Instructions for the task: Identify every line in the records below that contains the word "portanti", and reproduce each one.

===== Material for this task

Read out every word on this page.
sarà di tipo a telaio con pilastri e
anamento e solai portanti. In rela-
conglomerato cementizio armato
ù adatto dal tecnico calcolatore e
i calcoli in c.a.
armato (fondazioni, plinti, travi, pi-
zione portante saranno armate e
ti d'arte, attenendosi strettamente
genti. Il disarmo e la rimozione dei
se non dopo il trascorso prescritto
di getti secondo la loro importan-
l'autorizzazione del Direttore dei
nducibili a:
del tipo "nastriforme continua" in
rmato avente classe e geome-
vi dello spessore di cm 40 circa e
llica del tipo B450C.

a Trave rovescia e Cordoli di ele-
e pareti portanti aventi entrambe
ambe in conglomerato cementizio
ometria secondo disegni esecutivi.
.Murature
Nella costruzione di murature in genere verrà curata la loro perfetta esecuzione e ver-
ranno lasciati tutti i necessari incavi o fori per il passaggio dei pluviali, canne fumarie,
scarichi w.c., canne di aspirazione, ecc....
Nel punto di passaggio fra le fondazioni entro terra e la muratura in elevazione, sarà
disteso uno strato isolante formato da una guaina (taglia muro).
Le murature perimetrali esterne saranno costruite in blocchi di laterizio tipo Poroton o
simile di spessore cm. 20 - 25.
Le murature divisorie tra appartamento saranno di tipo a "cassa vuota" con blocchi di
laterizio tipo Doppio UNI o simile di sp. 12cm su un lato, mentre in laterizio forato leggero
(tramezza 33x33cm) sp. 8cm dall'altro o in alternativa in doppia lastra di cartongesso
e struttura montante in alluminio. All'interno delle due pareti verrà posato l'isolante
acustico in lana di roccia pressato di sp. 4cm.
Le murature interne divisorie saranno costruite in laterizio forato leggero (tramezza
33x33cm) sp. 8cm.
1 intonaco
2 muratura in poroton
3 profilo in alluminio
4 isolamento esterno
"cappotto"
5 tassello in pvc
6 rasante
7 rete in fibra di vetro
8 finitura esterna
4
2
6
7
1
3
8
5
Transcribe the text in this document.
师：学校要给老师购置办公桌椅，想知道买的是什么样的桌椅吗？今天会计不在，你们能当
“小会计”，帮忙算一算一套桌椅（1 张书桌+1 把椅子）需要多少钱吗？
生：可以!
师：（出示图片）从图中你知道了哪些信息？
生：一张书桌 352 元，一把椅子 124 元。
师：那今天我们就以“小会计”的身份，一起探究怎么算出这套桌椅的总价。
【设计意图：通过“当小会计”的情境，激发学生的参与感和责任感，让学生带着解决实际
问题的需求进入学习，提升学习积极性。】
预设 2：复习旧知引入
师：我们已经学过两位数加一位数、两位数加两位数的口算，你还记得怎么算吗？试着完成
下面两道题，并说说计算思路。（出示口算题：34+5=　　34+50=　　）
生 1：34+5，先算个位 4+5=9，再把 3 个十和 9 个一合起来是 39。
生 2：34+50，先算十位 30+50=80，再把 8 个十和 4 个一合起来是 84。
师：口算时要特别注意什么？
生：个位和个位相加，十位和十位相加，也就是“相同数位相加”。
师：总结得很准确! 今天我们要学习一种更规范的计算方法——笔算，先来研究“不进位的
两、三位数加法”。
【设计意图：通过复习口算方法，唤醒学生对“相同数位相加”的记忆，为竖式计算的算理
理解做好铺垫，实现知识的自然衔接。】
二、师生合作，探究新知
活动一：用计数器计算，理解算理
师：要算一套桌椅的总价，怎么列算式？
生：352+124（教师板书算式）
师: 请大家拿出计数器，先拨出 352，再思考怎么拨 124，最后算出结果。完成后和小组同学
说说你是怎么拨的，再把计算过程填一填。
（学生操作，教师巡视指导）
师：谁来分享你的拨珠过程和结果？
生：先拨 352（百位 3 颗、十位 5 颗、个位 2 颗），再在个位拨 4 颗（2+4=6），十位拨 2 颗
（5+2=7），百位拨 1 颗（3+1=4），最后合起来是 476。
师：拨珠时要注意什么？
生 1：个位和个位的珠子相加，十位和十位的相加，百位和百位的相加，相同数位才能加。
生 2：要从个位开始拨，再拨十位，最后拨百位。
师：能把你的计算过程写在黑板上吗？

==========

Answer below:
anamento e solai portanti. In rela-
e pareti portanti aventi entrambe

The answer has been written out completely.